#### [AIM]
Quote the records beneath, complete and exact. Leave out images.

#### [GIVEN RECORDS]
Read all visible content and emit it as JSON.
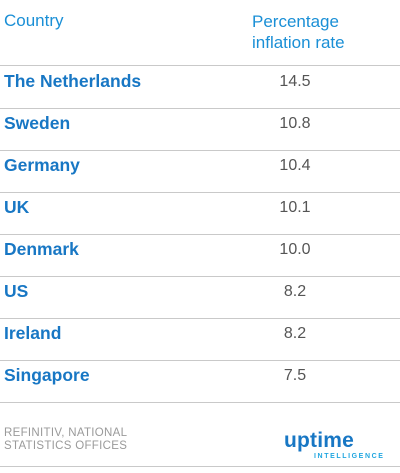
{
  "table": {
    "headers": {
      "country": "Country",
      "rate_line1": "Percentage",
      "rate_line2": "inflation rate"
    },
    "rows": [
      {
        "country": "The Netherlands",
        "value": "14.5"
      },
      {
        "country": "Sweden",
        "value": "10.8"
      },
      {
        "country": "Germany",
        "value": "10.4"
      },
      {
        "country": "UK",
        "value": "10.1"
      },
      {
        "country": "Denmark",
        "value": "10.0"
      },
      {
        "country": "US",
        "value": "8.2"
      },
      {
        "country": "Ireland",
        "value": "8.2"
      },
      {
        "country": "Singapore",
        "value": "7.5"
      }
    ]
  },
  "footer": {
    "source_line1": "REFINITIV, NATIONAL",
    "source_line2": "STATISTICS OFFICES",
    "logo_word": "uptime",
    "logo_sub": "INTELLIGENCE"
  },
  "colors": {
    "header_text": "#1a8fd6",
    "country_text": "#1877c4",
    "value_text": "#555555",
    "rule": "#c9c9c9",
    "source_text": "#9a9a9a",
    "logo_primary": "#1877c4",
    "logo_secondary": "#20a6e0"
  }
}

#### [WRITTEN RESPONSE]
Read all visible content and emit it as JSON.
{
  "table": {
    "headers": {
      "country": "Country",
      "rate_line1": "Percentage",
      "rate_line2": "inflation rate"
    },
    "rows": [
      {
        "country": "The Netherlands",
        "value": "14.5"
      },
      {
        "country": "Sweden",
        "value": "10.8"
      },
      {
        "country": "Germany",
        "value": "10.4"
      },
      {
        "country": "UK",
        "value": "10.1"
      },
      {
        "country": "Denmark",
        "value": "10.0"
      },
      {
        "country": "US",
        "value": "8.2"
      },
      {
        "country": "Ireland",
        "value": "8.2"
      },
      {
        "country": "Singapore",
        "value": "7.5"
      }
    ]
  },
  "footer": {
    "source_line1": "REFINITIV, NATIONAL",
    "source_line2": "STATISTICS OFFICES",
    "logo_word": "uptime",
    "logo_sub": "INTELLIGENCE"
  },
  "colors": {
    "header_text": "#1a8fd6",
    "country_text": "#1877c4",
    "value_text": "#555555",
    "rule": "#c9c9c9",
    "source_text": "#9a9a9a",
    "logo_primary": "#1877c4",
    "logo_secondary": "#20a6e0"
  }
}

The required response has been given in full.